_The request_.
Take the data below and repeat it exactly.

————————

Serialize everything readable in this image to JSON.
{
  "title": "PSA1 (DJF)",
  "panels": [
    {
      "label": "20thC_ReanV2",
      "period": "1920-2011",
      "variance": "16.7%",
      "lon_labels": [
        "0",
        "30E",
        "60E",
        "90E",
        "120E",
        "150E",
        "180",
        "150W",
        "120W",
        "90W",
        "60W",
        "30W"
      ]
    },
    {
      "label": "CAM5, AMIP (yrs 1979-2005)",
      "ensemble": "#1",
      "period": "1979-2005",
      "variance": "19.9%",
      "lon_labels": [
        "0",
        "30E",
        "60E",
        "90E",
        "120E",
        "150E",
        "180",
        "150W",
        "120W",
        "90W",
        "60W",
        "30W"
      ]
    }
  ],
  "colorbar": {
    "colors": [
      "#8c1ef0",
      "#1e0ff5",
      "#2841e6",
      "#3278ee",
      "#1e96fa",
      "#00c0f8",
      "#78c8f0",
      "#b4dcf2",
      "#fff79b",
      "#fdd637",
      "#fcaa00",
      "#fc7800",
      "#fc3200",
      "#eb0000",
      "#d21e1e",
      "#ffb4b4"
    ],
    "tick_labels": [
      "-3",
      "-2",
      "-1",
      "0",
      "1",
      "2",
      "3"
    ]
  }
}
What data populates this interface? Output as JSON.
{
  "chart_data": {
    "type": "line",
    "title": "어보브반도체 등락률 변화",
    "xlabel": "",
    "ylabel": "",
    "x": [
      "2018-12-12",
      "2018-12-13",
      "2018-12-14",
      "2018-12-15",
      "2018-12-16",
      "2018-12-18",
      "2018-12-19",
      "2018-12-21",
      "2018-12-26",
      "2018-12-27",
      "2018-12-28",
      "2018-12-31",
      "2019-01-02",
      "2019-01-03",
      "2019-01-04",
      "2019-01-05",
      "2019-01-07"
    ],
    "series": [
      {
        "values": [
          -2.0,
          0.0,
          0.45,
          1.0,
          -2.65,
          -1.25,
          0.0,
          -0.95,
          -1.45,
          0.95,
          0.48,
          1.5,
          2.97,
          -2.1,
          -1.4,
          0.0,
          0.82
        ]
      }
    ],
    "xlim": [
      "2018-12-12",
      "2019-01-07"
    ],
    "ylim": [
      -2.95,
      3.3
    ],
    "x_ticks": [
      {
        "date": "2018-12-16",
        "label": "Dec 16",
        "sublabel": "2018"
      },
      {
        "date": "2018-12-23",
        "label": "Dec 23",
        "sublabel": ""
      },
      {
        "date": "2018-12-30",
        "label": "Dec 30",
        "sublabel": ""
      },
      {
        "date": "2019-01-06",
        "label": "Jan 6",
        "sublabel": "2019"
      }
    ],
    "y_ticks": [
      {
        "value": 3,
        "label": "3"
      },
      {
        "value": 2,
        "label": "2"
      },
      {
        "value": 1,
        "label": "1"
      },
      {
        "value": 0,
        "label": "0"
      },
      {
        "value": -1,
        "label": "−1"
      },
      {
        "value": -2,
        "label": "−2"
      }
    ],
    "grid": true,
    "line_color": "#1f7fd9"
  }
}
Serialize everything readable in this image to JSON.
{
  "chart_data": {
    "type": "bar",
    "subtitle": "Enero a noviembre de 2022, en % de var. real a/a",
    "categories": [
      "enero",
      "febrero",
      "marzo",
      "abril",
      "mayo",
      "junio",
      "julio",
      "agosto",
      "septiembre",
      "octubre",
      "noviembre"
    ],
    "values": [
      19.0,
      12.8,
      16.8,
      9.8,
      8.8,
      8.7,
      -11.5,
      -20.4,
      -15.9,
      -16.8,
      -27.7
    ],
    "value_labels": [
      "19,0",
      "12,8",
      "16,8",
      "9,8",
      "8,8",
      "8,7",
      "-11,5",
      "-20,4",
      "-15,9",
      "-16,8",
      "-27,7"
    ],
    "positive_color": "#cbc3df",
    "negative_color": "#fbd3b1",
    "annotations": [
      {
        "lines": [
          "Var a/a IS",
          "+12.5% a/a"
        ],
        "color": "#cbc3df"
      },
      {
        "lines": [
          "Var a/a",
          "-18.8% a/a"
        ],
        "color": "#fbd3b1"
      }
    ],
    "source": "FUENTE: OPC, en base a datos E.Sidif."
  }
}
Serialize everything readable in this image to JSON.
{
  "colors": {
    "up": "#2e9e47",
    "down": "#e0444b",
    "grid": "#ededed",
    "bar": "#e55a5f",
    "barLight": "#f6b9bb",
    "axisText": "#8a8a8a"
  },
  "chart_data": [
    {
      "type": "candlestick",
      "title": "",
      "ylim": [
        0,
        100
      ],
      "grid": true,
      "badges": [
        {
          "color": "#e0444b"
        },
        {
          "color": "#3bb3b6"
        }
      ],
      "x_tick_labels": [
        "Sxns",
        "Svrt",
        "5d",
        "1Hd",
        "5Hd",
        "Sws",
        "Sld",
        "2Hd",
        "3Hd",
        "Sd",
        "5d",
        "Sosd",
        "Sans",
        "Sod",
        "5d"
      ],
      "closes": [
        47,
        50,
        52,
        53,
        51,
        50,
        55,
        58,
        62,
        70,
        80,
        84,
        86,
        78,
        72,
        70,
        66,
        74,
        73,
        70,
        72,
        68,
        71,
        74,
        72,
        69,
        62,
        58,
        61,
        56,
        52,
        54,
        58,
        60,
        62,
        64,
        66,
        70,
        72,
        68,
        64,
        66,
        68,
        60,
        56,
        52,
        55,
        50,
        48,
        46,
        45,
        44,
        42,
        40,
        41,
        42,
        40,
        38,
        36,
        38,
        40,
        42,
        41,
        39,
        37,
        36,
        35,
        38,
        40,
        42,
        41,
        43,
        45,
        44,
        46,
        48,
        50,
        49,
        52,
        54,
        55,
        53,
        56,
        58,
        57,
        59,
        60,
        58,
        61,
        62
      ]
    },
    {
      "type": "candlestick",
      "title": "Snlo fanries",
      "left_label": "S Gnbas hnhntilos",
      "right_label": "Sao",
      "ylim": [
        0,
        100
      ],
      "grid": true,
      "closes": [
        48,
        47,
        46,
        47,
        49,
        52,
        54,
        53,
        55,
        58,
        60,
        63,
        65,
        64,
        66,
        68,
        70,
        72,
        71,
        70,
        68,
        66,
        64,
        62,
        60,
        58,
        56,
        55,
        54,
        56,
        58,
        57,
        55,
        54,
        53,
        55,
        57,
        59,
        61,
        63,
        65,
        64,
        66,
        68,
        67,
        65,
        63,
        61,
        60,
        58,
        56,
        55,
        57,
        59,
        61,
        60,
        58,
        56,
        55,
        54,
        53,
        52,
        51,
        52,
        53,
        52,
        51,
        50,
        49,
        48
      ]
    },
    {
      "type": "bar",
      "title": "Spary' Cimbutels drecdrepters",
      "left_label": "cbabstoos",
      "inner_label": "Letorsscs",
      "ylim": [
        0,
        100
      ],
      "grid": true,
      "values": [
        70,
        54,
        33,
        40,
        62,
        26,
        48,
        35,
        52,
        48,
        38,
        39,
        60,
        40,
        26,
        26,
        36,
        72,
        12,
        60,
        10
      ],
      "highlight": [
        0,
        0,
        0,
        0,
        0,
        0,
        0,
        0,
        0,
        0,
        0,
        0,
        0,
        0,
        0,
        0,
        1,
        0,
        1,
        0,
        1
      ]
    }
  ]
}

————————

_Solution below_.
Serialize everything readable in this image to JSON.
{
  "title": "PSA1 (DJF)",
  "panels": [
    {
      "label": "20thC_ReanV2",
      "period": "1920-2011",
      "variance": "16.7%",
      "lon_labels": [
        "0",
        "30E",
        "60E",
        "90E",
        "120E",
        "150E",
        "180",
        "150W",
        "120W",
        "90W",
        "60W",
        "30W"
      ]
    },
    {
      "label": "CAM5, AMIP (yrs 1979-2005)",
      "ensemble": "#1",
      "period": "1979-2005",
      "variance": "19.9%",
      "lon_labels": [
        "0",
        "30E",
        "60E",
        "90E",
        "120E",
        "150E",
        "180",
        "150W",
        "120W",
        "90W",
        "60W",
        "30W"
      ]
    }
  ],
  "colorbar": {
    "colors": [
      "#8c1ef0",
      "#1e0ff5",
      "#2841e6",
      "#3278ee",
      "#1e96fa",
      "#00c0f8",
      "#78c8f0",
      "#b4dcf2",
      "#fff79b",
      "#fdd637",
      "#fcaa00",
      "#fc7800",
      "#fc3200",
      "#eb0000",
      "#d21e1e",
      "#ffb4b4"
    ],
    "tick_labels": [
      "-3",
      "-2",
      "-1",
      "0",
      "1",
      "2",
      "3"
    ]
  }
}
What data populates this interface? Output as JSON.
{
  "chart_data": {
    "type": "line",
    "title": "어보브반도체 등락률 변화",
    "xlabel": "",
    "ylabel": "",
    "x": [
      "2018-12-12",
      "2018-12-13",
      "2018-12-14",
      "2018-12-15",
      "2018-12-16",
      "2018-12-18",
      "2018-12-19",
      "2018-12-21",
      "2018-12-26",
      "2018-12-27",
      "2018-12-28",
      "2018-12-31",
      "2019-01-02",
      "2019-01-03",
      "2019-01-04",
      "2019-01-05",
      "2019-01-07"
    ],
    "series": [
      {
        "values": [
          -2.0,
          0.0,
          0.45,
          1.0,
          -2.65,
          -1.25,
          0.0,
          -0.95,
          -1.45,
          0.95,
          0.48,
          1.5,
          2.97,
          -2.1,
          -1.4,
          0.0,
          0.82
        ]
      }
    ],
    "xlim": [
      "2018-12-12",
      "2019-01-07"
    ],
    "ylim": [
      -2.95,
      3.3
    ],
    "x_ticks": [
      {
        "date": "2018-12-16",
        "label": "Dec 16",
        "sublabel": "2018"
      },
      {
        "date": "2018-12-23",
        "label": "Dec 23",
        "sublabel": ""
      },
      {
        "date": "2018-12-30",
        "label": "Dec 30",
        "sublabel": ""
      },
      {
        "date": "2019-01-06",
        "label": "Jan 6",
        "sublabel": "2019"
      }
    ],
    "y_ticks": [
      {
        "value": 3,
        "label": "3"
      },
      {
        "value": 2,
        "label": "2"
      },
      {
        "value": 1,
        "label": "1"
      },
      {
        "value": 0,
        "label": "0"
      },
      {
        "value": -1,
        "label": "−1"
      },
      {
        "value": -2,
        "label": "−2"
      }
    ],
    "grid": true,
    "line_color": "#1f7fd9"
  }
}
Serialize everything readable in this image to JSON.
{
  "chart_data": {
    "type": "bar",
    "subtitle": "Enero a noviembre de 2022, en % de var. real a/a",
    "categories": [
      "enero",
      "febrero",
      "marzo",
      "abril",
      "mayo",
      "junio",
      "julio",
      "agosto",
      "septiembre",
      "octubre",
      "noviembre"
    ],
    "values": [
      19.0,
      12.8,
      16.8,
      9.8,
      8.8,
      8.7,
      -11.5,
      -20.4,
      -15.9,
      -16.8,
      -27.7
    ],
    "value_labels": [
      "19,0",
      "12,8",
      "16,8",
      "9,8",
      "8,8",
      "8,7",
      "-11,5",
      "-20,4",
      "-15,9",
      "-16,8",
      "-27,7"
    ],
    "positive_color": "#cbc3df",
    "negative_color": "#fbd3b1",
    "annotations": [
      {
        "lines": [
          "Var a/a IS",
          "+12.5% a/a"
        ],
        "color": "#cbc3df"
      },
      {
        "lines": [
          "Var a/a",
          "-18.8% a/a"
        ],
        "color": "#fbd3b1"
      }
    ],
    "source": "FUENTE: OPC, en base a datos E.Sidif."
  }
}
Serialize everything readable in this image to JSON.
{
  "colors": {
    "up": "#2e9e47",
    "down": "#e0444b",
    "grid": "#ededed",
    "bar": "#e55a5f",
    "barLight": "#f6b9bb",
    "axisText": "#8a8a8a"
  },
  "chart_data": [
    {
      "type": "candlestick",
      "title": "",
      "ylim": [
        0,
        100
      ],
      "grid": true,
      "badges": [
        {
          "color": "#e0444b"
        },
        {
          "color": "#3bb3b6"
        }
      ],
      "x_tick_labels": [
        "Sxns",
        "Svrt",
        "5d",
        "1Hd",
        "5Hd",
        "Sws",
        "Sld",
        "2Hd",
        "3Hd",
        "Sd",
        "5d",
        "Sosd",
        "Sans",
        "Sod",
        "5d"
      ],
      "closes": [
        47,
        50,
        52,
        53,
        51,
        50,
        55,
        58,
        62,
        70,
        80,
        84,
        86,
        78,
        72,
        70,
        66,
        74,
        73,
        70,
        72,
        68,
        71,
        74,
        72,
        69,
        62,
        58,
        61,
        56,
        52,
        54,
        58,
        60,
        62,
        64,
        66,
        70,
        72,
        68,
        64,
        66,
        68,
        60,
        56,
        52,
        55,
        50,
        48,
        46,
        45,
        44,
        42,
        40,
        41,
        42,
        40,
        38,
        36,
        38,
        40,
        42,
        41,
        39,
        37,
        36,
        35,
        38,
        40,
        42,
        41,
        43,
        45,
        44,
        46,
        48,
        50,
        49,
        52,
        54,
        55,
        53,
        56,
        58,
        57,
        59,
        60,
        58,
        61,
        62
      ]
    },
    {
      "type": "candlestick",
      "title": "Snlo fanries",
      "left_label": "S Gnbas hnhntilos",
      "right_label": "Sao",
      "ylim": [
        0,
        100
      ],
      "grid": true,
      "closes": [
        48,
        47,
        46,
        47,
        49,
        52,
        54,
        53,
        55,
        58,
        60,
        63,
        65,
        64,
        66,
        68,
        70,
        72,
        71,
        70,
        68,
        66,
        64,
        62,
        60,
        58,
        56,
        55,
        54,
        56,
        58,
        57,
        55,
        54,
        53,
        55,
        57,
        59,
        61,
        63,
        65,
        64,
        66,
        68,
        67,
        65,
        63,
        61,
        60,
        58,
        56,
        55,
        57,
        59,
        61,
        60,
        58,
        56,
        55,
        54,
        53,
        52,
        51,
        52,
        53,
        52,
        51,
        50,
        49,
        48
      ]
    },
    {
      "type": "bar",
      "title": "Spary' Cimbutels drecdrepters",
      "left_label": "cbabstoos",
      "inner_label": "Letorsscs",
      "ylim": [
        0,
        100
      ],
      "grid": true,
      "values": [
        70,
        54,
        33,
        40,
        62,
        26,
        48,
        35,
        52,
        48,
        38,
        39,
        60,
        40,
        26,
        26,
        36,
        72,
        12,
        60,
        10
      ],
      "highlight": [
        0,
        0,
        0,
        0,
        0,
        0,
        0,
        0,
        0,
        0,
        0,
        0,
        0,
        0,
        0,
        0,
        1,
        0,
        1,
        0,
        1
      ]
    }
  ]
}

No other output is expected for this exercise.